_PROBLEM TO WORK ON_: Each line that follows is to be retyped exactly.

BEGIN TASK INPUT

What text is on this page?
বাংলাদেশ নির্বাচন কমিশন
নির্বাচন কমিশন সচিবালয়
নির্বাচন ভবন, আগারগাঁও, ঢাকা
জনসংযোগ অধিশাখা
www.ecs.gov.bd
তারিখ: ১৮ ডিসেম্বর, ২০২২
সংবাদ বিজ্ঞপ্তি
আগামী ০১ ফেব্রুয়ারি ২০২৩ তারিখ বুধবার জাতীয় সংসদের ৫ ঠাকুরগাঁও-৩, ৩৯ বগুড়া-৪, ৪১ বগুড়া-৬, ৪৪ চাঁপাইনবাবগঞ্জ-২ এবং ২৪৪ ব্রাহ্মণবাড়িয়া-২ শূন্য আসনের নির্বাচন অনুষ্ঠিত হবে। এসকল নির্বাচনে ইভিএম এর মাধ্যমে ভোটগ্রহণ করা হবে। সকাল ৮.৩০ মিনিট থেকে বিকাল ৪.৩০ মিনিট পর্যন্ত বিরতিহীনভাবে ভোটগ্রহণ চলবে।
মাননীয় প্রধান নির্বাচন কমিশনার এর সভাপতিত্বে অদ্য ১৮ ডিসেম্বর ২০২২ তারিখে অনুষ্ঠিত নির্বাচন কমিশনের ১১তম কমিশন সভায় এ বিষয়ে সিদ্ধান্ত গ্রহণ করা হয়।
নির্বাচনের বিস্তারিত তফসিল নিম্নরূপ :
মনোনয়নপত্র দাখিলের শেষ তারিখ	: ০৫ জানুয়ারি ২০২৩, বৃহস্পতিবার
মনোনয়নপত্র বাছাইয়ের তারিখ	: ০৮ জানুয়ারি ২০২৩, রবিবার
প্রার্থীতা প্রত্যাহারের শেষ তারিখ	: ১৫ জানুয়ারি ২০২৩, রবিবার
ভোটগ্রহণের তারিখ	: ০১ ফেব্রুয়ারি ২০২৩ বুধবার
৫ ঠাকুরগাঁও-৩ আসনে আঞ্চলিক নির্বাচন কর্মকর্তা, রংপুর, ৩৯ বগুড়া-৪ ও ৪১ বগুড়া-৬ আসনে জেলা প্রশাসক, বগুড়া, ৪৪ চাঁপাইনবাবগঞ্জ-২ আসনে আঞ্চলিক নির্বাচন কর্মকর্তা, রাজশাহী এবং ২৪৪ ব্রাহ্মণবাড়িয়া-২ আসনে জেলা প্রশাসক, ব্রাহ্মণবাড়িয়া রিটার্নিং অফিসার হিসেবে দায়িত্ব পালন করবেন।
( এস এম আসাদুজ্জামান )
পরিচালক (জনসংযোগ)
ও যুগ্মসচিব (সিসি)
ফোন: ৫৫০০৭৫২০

END TASK INPUT

_EXERCISE ANSWER_:
What text is on this page?
বাংলাদেশ নির্বাচন কমিশন
নির্বাচন কমিশন সচিবালয়
নির্বাচন ভবন, আগারগাঁও, ঢাকা
জনসংযোগ অধিশাখা
www.ecs.gov.bd
তারিখ: ১৮ ডিসেম্বর, ২০২২
সংবাদ বিজ্ঞপ্তি
আগামী ০১ ফেব্রুয়ারি ২০২৩ তারিখ বুধবার জাতীয় সংসদের ৫ ঠাকুরগাঁও-৩, ৩৯ বগুড়া-৪, ৪১ বগুড়া-৬, ৪৪ চাঁপাইনবাবগঞ্জ-২ এবং ২৪৪ ব্রাহ্মণবাড়িয়া-২ শূন্য আসনের নির্বাচন অনুষ্ঠিত হবে। এসকল নির্বাচনে ইভিএম এর মাধ্যমে ভোটগ্রহণ করা হবে। সকাল ৮.৩০ মিনিট থেকে বিকাল ৪.৩০ মিনিট পর্যন্ত বিরতিহীনভাবে ভোটগ্রহণ চলবে।
মাননীয় প্রধান নির্বাচন কমিশনার এর সভাপতিত্বে অদ্য ১৮ ডিসেম্বর ২০২২ তারিখে অনুষ্ঠিত নির্বাচন কমিশনের ১১তম কমিশন সভায় এ বিষয়ে সিদ্ধান্ত গ্রহণ করা হয়।
নির্বাচনের বিস্তারিত তফসিল নিম্নরূপ :
মনোনয়নপত্র দাখিলের শেষ তারিখ	: ০৫ জানুয়ারি ২০২৩, বৃহস্পতিবার
মনোনয়নপত্র বাছাইয়ের তারিখ	: ০৮ জানুয়ারি ২০২৩, রবিবার
প্রার্থীতা প্রত্যাহারের শেষ তারিখ	: ১৫ জানুয়ারি ২০২৩, রবিবার
ভোটগ্রহণের তারিখ	: ০১ ফেব্রুয়ারি ২০২৩ বুধবার
৫ ঠাকুরগাঁও-৩ আসনে আঞ্চলিক নির্বাচন কর্মকর্তা, রংপুর, ৩৯ বগুড়া-৪ ও ৪১ বগুড়া-৬ আসনে জেলা প্রশাসক, বগুড়া, ৪৪ চাঁপাইনবাবগঞ্জ-২ আসনে আঞ্চলিক নির্বাচন কর্মকর্তা, রাজশাহী এবং ২৪৪ ব্রাহ্মণবাড়িয়া-২ আসনে জেলা প্রশাসক, ব্রাহ্মণবাড়িয়া রিটার্নিং অফিসার হিসেবে দায়িত্ব পালন করবেন।
( এস এম আসাদুজ্জামান )
পরিচালক (জনসংযোগ)
ও যুগ্মসচিব (সিসি)
ফোন: ৫৫০০৭৫২০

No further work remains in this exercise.